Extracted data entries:
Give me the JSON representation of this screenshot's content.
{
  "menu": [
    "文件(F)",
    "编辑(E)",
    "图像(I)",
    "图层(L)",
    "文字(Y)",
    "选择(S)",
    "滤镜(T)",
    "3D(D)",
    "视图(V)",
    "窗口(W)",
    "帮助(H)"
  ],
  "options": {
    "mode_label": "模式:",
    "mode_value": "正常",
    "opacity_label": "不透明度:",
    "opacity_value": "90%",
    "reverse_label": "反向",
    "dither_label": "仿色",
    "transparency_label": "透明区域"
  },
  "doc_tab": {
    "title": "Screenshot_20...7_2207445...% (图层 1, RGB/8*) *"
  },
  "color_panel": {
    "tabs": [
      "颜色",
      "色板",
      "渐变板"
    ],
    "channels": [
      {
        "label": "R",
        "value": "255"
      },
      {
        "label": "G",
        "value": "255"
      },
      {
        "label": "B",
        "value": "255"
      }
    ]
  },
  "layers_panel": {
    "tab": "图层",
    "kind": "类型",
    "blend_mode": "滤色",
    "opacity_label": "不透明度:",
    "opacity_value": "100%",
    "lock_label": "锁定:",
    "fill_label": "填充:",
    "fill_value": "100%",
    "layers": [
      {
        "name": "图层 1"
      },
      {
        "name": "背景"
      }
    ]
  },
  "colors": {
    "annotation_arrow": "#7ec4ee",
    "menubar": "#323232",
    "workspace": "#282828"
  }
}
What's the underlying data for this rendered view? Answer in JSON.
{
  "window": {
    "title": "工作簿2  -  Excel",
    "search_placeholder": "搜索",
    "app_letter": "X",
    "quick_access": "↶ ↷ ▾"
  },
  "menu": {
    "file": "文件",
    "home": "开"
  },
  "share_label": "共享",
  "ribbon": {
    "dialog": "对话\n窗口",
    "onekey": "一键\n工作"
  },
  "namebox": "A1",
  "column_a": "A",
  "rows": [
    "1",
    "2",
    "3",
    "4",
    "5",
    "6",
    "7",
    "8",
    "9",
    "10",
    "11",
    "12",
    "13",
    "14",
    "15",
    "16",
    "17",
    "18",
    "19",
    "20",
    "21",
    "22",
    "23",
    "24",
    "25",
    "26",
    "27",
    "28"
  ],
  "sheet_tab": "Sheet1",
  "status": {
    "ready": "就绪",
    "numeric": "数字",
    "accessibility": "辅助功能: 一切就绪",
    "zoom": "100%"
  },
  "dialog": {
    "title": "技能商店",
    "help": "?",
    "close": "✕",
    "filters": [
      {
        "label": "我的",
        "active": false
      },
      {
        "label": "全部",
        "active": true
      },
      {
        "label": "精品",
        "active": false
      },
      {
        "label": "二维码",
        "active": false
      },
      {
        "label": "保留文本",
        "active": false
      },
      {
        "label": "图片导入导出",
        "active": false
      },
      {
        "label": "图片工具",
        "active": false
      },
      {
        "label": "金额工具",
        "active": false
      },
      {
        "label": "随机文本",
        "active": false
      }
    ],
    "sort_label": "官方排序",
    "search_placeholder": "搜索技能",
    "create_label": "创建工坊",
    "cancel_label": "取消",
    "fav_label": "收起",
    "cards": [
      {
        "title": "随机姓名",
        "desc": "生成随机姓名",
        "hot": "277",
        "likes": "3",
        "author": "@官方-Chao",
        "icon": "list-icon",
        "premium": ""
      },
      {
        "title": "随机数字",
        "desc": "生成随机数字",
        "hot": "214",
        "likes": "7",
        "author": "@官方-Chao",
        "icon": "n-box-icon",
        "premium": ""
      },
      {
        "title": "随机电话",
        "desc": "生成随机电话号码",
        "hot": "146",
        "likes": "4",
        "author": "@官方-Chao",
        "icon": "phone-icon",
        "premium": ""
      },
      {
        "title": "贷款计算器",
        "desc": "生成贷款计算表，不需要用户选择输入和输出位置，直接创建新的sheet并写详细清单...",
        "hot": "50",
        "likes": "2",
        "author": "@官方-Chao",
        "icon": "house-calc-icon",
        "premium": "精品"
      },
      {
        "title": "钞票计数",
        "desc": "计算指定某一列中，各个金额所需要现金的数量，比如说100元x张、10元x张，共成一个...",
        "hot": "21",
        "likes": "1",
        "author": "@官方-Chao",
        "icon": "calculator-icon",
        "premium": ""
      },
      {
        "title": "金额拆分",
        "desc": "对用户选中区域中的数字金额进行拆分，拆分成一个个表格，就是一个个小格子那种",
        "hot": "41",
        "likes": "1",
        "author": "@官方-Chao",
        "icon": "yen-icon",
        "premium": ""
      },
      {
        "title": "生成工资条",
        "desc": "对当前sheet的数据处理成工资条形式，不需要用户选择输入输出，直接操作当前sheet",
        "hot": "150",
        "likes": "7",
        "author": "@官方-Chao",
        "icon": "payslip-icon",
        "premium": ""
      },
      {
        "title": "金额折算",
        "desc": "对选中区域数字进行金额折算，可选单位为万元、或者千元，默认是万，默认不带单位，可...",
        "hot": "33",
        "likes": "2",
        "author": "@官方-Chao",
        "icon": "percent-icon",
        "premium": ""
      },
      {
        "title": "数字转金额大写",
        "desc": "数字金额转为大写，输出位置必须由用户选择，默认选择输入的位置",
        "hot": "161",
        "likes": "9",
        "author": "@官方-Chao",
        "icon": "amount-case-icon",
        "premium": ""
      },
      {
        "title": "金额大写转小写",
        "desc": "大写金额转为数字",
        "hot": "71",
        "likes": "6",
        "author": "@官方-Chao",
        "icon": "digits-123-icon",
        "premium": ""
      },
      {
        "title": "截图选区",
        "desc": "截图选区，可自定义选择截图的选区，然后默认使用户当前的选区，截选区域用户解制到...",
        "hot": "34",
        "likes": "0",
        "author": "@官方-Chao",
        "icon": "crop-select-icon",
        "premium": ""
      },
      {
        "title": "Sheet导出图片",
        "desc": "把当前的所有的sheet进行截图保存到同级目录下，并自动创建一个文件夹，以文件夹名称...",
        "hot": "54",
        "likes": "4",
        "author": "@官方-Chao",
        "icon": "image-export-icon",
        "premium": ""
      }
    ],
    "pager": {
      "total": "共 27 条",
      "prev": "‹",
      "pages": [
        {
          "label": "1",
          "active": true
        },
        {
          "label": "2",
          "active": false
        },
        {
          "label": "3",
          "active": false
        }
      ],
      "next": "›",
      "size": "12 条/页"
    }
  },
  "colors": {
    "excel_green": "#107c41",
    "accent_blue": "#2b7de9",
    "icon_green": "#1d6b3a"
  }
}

The problem: Using the data above, output each line exactly.

The answer:
Give me the JSON representation of this screenshot's content.
{
  "menu": [
    "文件(F)",
    "编辑(E)",
    "图像(I)",
    "图层(L)",
    "文字(Y)",
    "选择(S)",
    "滤镜(T)",
    "3D(D)",
    "视图(V)",
    "窗口(W)",
    "帮助(H)"
  ],
  "options": {
    "mode_label": "模式:",
    "mode_value": "正常",
    "opacity_label": "不透明度:",
    "opacity_value": "90%",
    "reverse_label": "反向",
    "dither_label": "仿色",
    "transparency_label": "透明区域"
  },
  "doc_tab": {
    "title": "Screenshot_20...7_2207445...% (图层 1, RGB/8*) *"
  },
  "color_panel": {
    "tabs": [
      "颜色",
      "色板",
      "渐变板"
    ],
    "channels": [
      {
        "label": "R",
        "value": "255"
      },
      {
        "label": "G",
        "value": "255"
      },
      {
        "label": "B",
        "value": "255"
      }
    ]
  },
  "layers_panel": {
    "tab": "图层",
    "kind": "类型",
    "blend_mode": "滤色",
    "opacity_label": "不透明度:",
    "opacity_value": "100%",
    "lock_label": "锁定:",
    "fill_label": "填充:",
    "fill_value": "100%",
    "layers": [
      {
        "name": "图层 1"
      },
      {
        "name": "背景"
      }
    ]
  },
  "colors": {
    "annotation_arrow": "#7ec4ee",
    "menubar": "#323232",
    "workspace": "#282828"
  }
}
What's the underlying data for this rendered view? Answer in JSON.
{
  "window": {
    "title": "工作簿2  -  Excel",
    "search_placeholder": "搜索",
    "app_letter": "X",
    "quick_access": "↶ ↷ ▾"
  },
  "menu": {
    "file": "文件",
    "home": "开"
  },
  "share_label": "共享",
  "ribbon": {
    "dialog": "对话\n窗口",
    "onekey": "一键\n工作"
  },
  "namebox": "A1",
  "column_a": "A",
  "rows": [
    "1",
    "2",
    "3",
    "4",
    "5",
    "6",
    "7",
    "8",
    "9",
    "10",
    "11",
    "12",
    "13",
    "14",
    "15",
    "16",
    "17",
    "18",
    "19",
    "20",
    "21",
    "22",
    "23",
    "24",
    "25",
    "26",
    "27",
    "28"
  ],
  "sheet_tab": "Sheet1",
  "status": {
    "ready": "就绪",
    "numeric": "数字",
    "accessibility": "辅助功能: 一切就绪",
    "zoom": "100%"
  },
  "dialog": {
    "title": "技能商店",
    "help": "?",
    "close": "✕",
    "filters": [
      {
        "label": "我的",
        "active": false
      },
      {
        "label": "全部",
        "active": true
      },
      {
        "label": "精品",
        "active": false
      },
      {
        "label": "二维码",
        "active": false
      },
      {
        "label": "保留文本",
        "active": false
      },
      {
        "label": "图片导入导出",
        "active": false
      },
      {
        "label": "图片工具",
        "active": false
      },
      {
        "label": "金额工具",
        "active": false
      },
      {
        "label": "随机文本",
        "active": false
      }
    ],
    "sort_label": "官方排序",
    "search_placeholder": "搜索技能",
    "create_label": "创建工坊",
    "cancel_label": "取消",
    "fav_label": "收起",
    "cards": [
      {
        "title": "随机姓名",
        "desc": "生成随机姓名",
        "hot": "277",
        "likes": "3",
        "author": "@官方-Chao",
        "icon": "list-icon",
        "premium": ""
      },
      {
        "title": "随机数字",
        "desc": "生成随机数字",
        "hot": "214",
        "likes": "7",
        "author": "@官方-Chao",
        "icon": "n-box-icon",
        "premium": ""
      },
      {
        "title": "随机电话",
        "desc": "生成随机电话号码",
        "hot": "146",
        "likes": "4",
        "author": "@官方-Chao",
        "icon": "phone-icon",
        "premium": ""
      },
      {
        "title": "贷款计算器",
        "desc": "生成贷款计算表，不需要用户选择输入和输出位置，直接创建新的sheet并写详细清单...",
        "hot": "50",
        "likes": "2",
        "author": "@官方-Chao",
        "icon": "house-calc-icon",
        "premium": "精品"
      },
      {
        "title": "钞票计数",
        "desc": "计算指定某一列中，各个金额所需要现金的数量，比如说100元x张、10元x张，共成一个...",
        "hot": "21",
        "likes": "1",
        "author": "@官方-Chao",
        "icon": "calculator-icon",
        "premium": ""
      },
      {
        "title": "金额拆分",
        "desc": "对用户选中区域中的数字金额进行拆分，拆分成一个个表格，就是一个个小格子那种",
        "hot": "41",
        "likes": "1",
        "author": "@官方-Chao",
        "icon": "yen-icon",
        "premium": ""
      },
      {
        "title": "生成工资条",
        "desc": "对当前sheet的数据处理成工资条形式，不需要用户选择输入输出，直接操作当前sheet",
        "hot": "150",
        "likes": "7",
        "author": "@官方-Chao",
        "icon": "payslip-icon",
        "premium": ""
      },
      {
        "title": "金额折算",
        "desc": "对选中区域数字进行金额折算，可选单位为万元、或者千元，默认是万，默认不带单位，可...",
        "hot": "33",
        "likes": "2",
        "author": "@官方-Chao",
        "icon": "percent-icon",
        "premium": ""
      },
      {
        "title": "数字转金额大写",
        "desc": "数字金额转为大写，输出位置必须由用户选择，默认选择输入的位置",
        "hot": "161",
        "likes": "9",
        "author": "@官方-Chao",
        "icon": "amount-case-icon",
        "premium": ""
      },
      {
        "title": "金额大写转小写",
        "desc": "大写金额转为数字",
        "hot": "71",
        "likes": "6",
        "author": "@官方-Chao",
        "icon": "digits-123-icon",
        "premium": ""
      },
      {
        "title": "截图选区",
        "desc": "截图选区，可自定义选择截图的选区，然后默认使用户当前的选区，截选区域用户解制到...",
        "hot": "34",
        "likes": "0",
        "author": "@官方-Chao",
        "icon": "crop-select-icon",
        "premium": ""
      },
      {
        "title": "Sheet导出图片",
        "desc": "把当前的所有的sheet进行截图保存到同级目录下，并自动创建一个文件夹，以文件夹名称...",
        "hot": "54",
        "likes": "4",
        "author": "@官方-Chao",
        "icon": "image-export-icon",
        "premium": ""
      }
    ],
    "pager": {
      "total": "共 27 条",
      "prev": "‹",
      "pages": [
        {
          "label": "1",
          "active": true
        },
        {
          "label": "2",
          "active": false
        },
        {
          "label": "3",
          "active": false
        }
      ],
      "next": "›",
      "size": "12 条/页"
    }
  },
  "colors": {
    "excel_green": "#107c41",
    "accent_blue": "#2b7de9",
    "icon_green": "#1d6b3a"
  }
}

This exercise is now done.